(What is expected): In the listing below, locate the lines that hold "Heteroscedasticity" and copy them.

(Source material):
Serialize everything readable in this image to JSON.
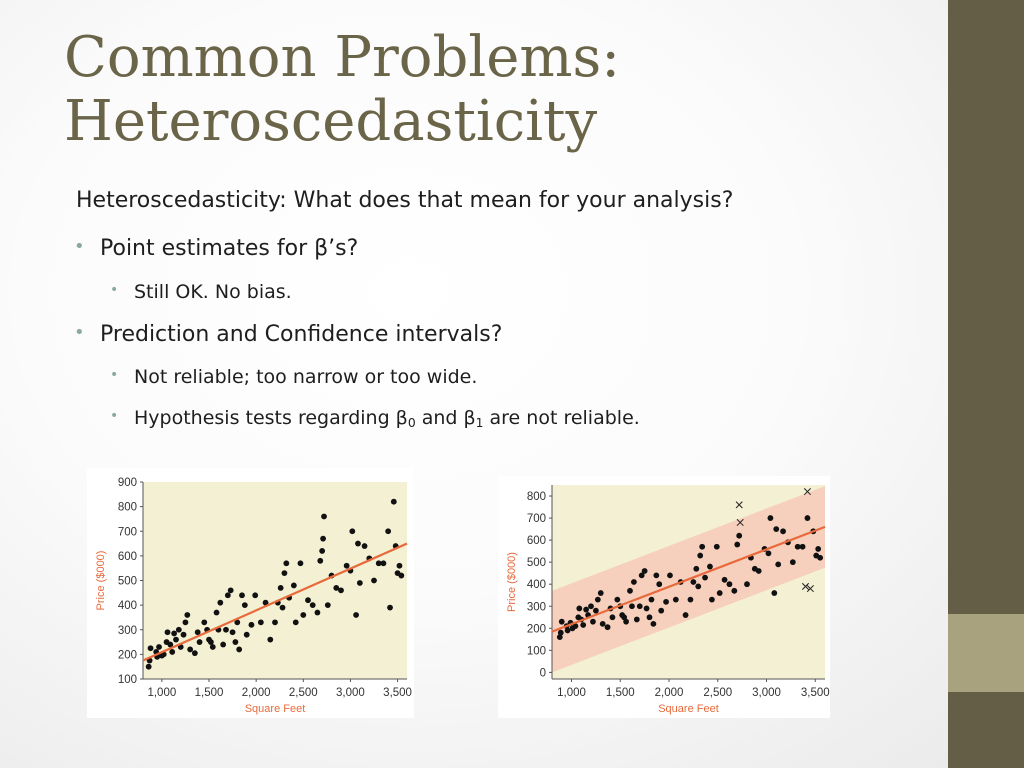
{
  "slide": {
    "title_line1": "Common Problems:",
    "title_line2": "Heteroscedasticity",
    "intro": "Heteroscedasticity: What does that mean for your analysis?",
    "bullet1": "Point estimates for β’s?",
    "bullet1_sub1": "Still OK.  No bias.",
    "bullet2": "Prediction and Confidence intervals?",
    "bullet2_sub1": "Not reliable; too narrow or too wide.",
    "bullet2_sub2_a": "Hypothesis tests regarding β",
    "bullet2_sub2_sub0": "0",
    "bullet2_sub2_b": " and β",
    "bullet2_sub2_sub1": "1",
    "bullet2_sub2_c": " are not reliable."
  },
  "colors": {
    "accent_bar": "#645e47",
    "accent_block": "#a8a27e",
    "title": "#6a6448",
    "bullet_dot": "#8ba8a2",
    "plot_bg": "#f3f0d3",
    "band": "#f6c9b8",
    "fit_line": "#e86a3c",
    "axis_label": "#e86a3c"
  },
  "chart_data": [
    {
      "type": "scatter",
      "title": "",
      "xlabel": "Square Feet",
      "ylabel": "Price ($000)",
      "xlim": [
        800,
        3600
      ],
      "ylim": [
        100,
        900
      ],
      "xticks": [
        1000,
        1500,
        2000,
        2500,
        3000,
        3500
      ],
      "xtick_labels": [
        "1,000",
        "1,500",
        "2,000",
        "2,500",
        "3,000",
        "3,500"
      ],
      "yticks": [
        100,
        200,
        300,
        400,
        500,
        600,
        700,
        800,
        900
      ],
      "ytick_labels": [
        "100",
        "200",
        "300",
        "400",
        "500",
        "600",
        "700",
        "800",
        "900"
      ],
      "grid": false,
      "fit_line": {
        "x": [
          800,
          3600
        ],
        "y": [
          175,
          650
        ]
      },
      "points": [
        [
          860,
          150
        ],
        [
          870,
          175
        ],
        [
          880,
          225
        ],
        [
          940,
          210
        ],
        [
          950,
          190
        ],
        [
          970,
          230
        ],
        [
          1000,
          195
        ],
        [
          1020,
          200
        ],
        [
          1050,
          250
        ],
        [
          1060,
          290
        ],
        [
          1090,
          240
        ],
        [
          1110,
          210
        ],
        [
          1130,
          285
        ],
        [
          1150,
          260
        ],
        [
          1180,
          300
        ],
        [
          1200,
          230
        ],
        [
          1230,
          280
        ],
        [
          1250,
          330
        ],
        [
          1270,
          360
        ],
        [
          1300,
          220
        ],
        [
          1350,
          205
        ],
        [
          1380,
          290
        ],
        [
          1400,
          250
        ],
        [
          1450,
          330
        ],
        [
          1480,
          300
        ],
        [
          1500,
          260
        ],
        [
          1520,
          250
        ],
        [
          1540,
          230
        ],
        [
          1580,
          370
        ],
        [
          1600,
          300
        ],
        [
          1620,
          410
        ],
        [
          1650,
          240
        ],
        [
          1680,
          300
        ],
        [
          1700,
          440
        ],
        [
          1730,
          460
        ],
        [
          1750,
          290
        ],
        [
          1780,
          250
        ],
        [
          1800,
          330
        ],
        [
          1820,
          220
        ],
        [
          1850,
          440
        ],
        [
          1880,
          400
        ],
        [
          1900,
          280
        ],
        [
          1950,
          320
        ],
        [
          1990,
          440
        ],
        [
          2050,
          330
        ],
        [
          2100,
          410
        ],
        [
          2150,
          260
        ],
        [
          2200,
          330
        ],
        [
          2230,
          410
        ],
        [
          2260,
          470
        ],
        [
          2280,
          390
        ],
        [
          2300,
          530
        ],
        [
          2320,
          570
        ],
        [
          2350,
          430
        ],
        [
          2400,
          480
        ],
        [
          2420,
          330
        ],
        [
          2470,
          570
        ],
        [
          2500,
          360
        ],
        [
          2550,
          420
        ],
        [
          2600,
          400
        ],
        [
          2650,
          370
        ],
        [
          2680,
          580
        ],
        [
          2700,
          620
        ],
        [
          2710,
          670
        ],
        [
          2720,
          760
        ],
        [
          2760,
          400
        ],
        [
          2800,
          520
        ],
        [
          2850,
          470
        ],
        [
          2900,
          460
        ],
        [
          2960,
          560
        ],
        [
          3000,
          540
        ],
        [
          3020,
          700
        ],
        [
          3060,
          360
        ],
        [
          3080,
          650
        ],
        [
          3100,
          490
        ],
        [
          3150,
          640
        ],
        [
          3200,
          590
        ],
        [
          3250,
          500
        ],
        [
          3300,
          570
        ],
        [
          3350,
          570
        ],
        [
          3400,
          700
        ],
        [
          3420,
          390
        ],
        [
          3460,
          820
        ],
        [
          3480,
          640
        ],
        [
          3500,
          530
        ],
        [
          3520,
          560
        ],
        [
          3540,
          520
        ]
      ]
    },
    {
      "type": "scatter",
      "title": "",
      "xlabel": "Square Feet",
      "ylabel": "Price ($000)",
      "xlim": [
        800,
        3600
      ],
      "ylim": [
        -30,
        850
      ],
      "xticks": [
        1000,
        1500,
        2000,
        2500,
        3000,
        3500
      ],
      "xtick_labels": [
        "1,000",
        "1,500",
        "2,000",
        "2,500",
        "3,000",
        "3,500"
      ],
      "yticks": [
        0,
        100,
        200,
        300,
        400,
        500,
        600,
        700,
        800
      ],
      "ytick_labels": [
        "0",
        "100",
        "200",
        "300",
        "400",
        "500",
        "600",
        "700",
        "800"
      ],
      "grid": false,
      "fit_line": {
        "x": [
          800,
          3600
        ],
        "y": [
          185,
          660
        ]
      },
      "band_half_width": 185,
      "points": [
        [
          880,
          160
        ],
        [
          890,
          180
        ],
        [
          900,
          230
        ],
        [
          950,
          210
        ],
        [
          960,
          190
        ],
        [
          990,
          225
        ],
        [
          1010,
          200
        ],
        [
          1040,
          210
        ],
        [
          1070,
          250
        ],
        [
          1080,
          290
        ],
        [
          1100,
          240
        ],
        [
          1120,
          215
        ],
        [
          1150,
          285
        ],
        [
          1170,
          260
        ],
        [
          1200,
          300
        ],
        [
          1220,
          230
        ],
        [
          1250,
          280
        ],
        [
          1270,
          330
        ],
        [
          1300,
          360
        ],
        [
          1320,
          220
        ],
        [
          1370,
          205
        ],
        [
          1400,
          290
        ],
        [
          1420,
          250
        ],
        [
          1470,
          330
        ],
        [
          1500,
          300
        ],
        [
          1520,
          260
        ],
        [
          1540,
          250
        ],
        [
          1560,
          230
        ],
        [
          1600,
          370
        ],
        [
          1620,
          300
        ],
        [
          1640,
          410
        ],
        [
          1670,
          240
        ],
        [
          1700,
          300
        ],
        [
          1720,
          440
        ],
        [
          1750,
          460
        ],
        [
          1770,
          290
        ],
        [
          1800,
          250
        ],
        [
          1820,
          330
        ],
        [
          1840,
          220
        ],
        [
          1870,
          440
        ],
        [
          1900,
          400
        ],
        [
          1920,
          280
        ],
        [
          1970,
          320
        ],
        [
          2010,
          440
        ],
        [
          2070,
          330
        ],
        [
          2120,
          410
        ],
        [
          2170,
          260
        ],
        [
          2220,
          330
        ],
        [
          2250,
          410
        ],
        [
          2280,
          470
        ],
        [
          2300,
          390
        ],
        [
          2320,
          530
        ],
        [
          2340,
          570
        ],
        [
          2370,
          430
        ],
        [
          2420,
          480
        ],
        [
          2440,
          330
        ],
        [
          2490,
          570
        ],
        [
          2520,
          360
        ],
        [
          2570,
          420
        ],
        [
          2620,
          400
        ],
        [
          2670,
          370
        ],
        [
          2700,
          580
        ],
        [
          2720,
          620
        ],
        [
          2800,
          400
        ],
        [
          2840,
          520
        ],
        [
          2880,
          470
        ],
        [
          2920,
          460
        ],
        [
          2980,
          560
        ],
        [
          3020,
          540
        ],
        [
          3040,
          700
        ],
        [
          3080,
          360
        ],
        [
          3100,
          650
        ],
        [
          3120,
          490
        ],
        [
          3170,
          640
        ],
        [
          3220,
          590
        ],
        [
          3270,
          500
        ],
        [
          3320,
          570
        ],
        [
          3370,
          570
        ],
        [
          3420,
          700
        ],
        [
          3480,
          640
        ],
        [
          3510,
          530
        ],
        [
          3530,
          560
        ],
        [
          3550,
          520
        ]
      ],
      "outliers": [
        [
          2720,
          760
        ],
        [
          2730,
          680
        ],
        [
          3420,
          820
        ],
        [
          3400,
          390
        ],
        [
          3450,
          380
        ]
      ]
    }
  ]
}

(Answer to the task):
    "title_line2": "Heteroscedasticity",
    "intro": "Heteroscedasticity: What does that mean for your analysis?",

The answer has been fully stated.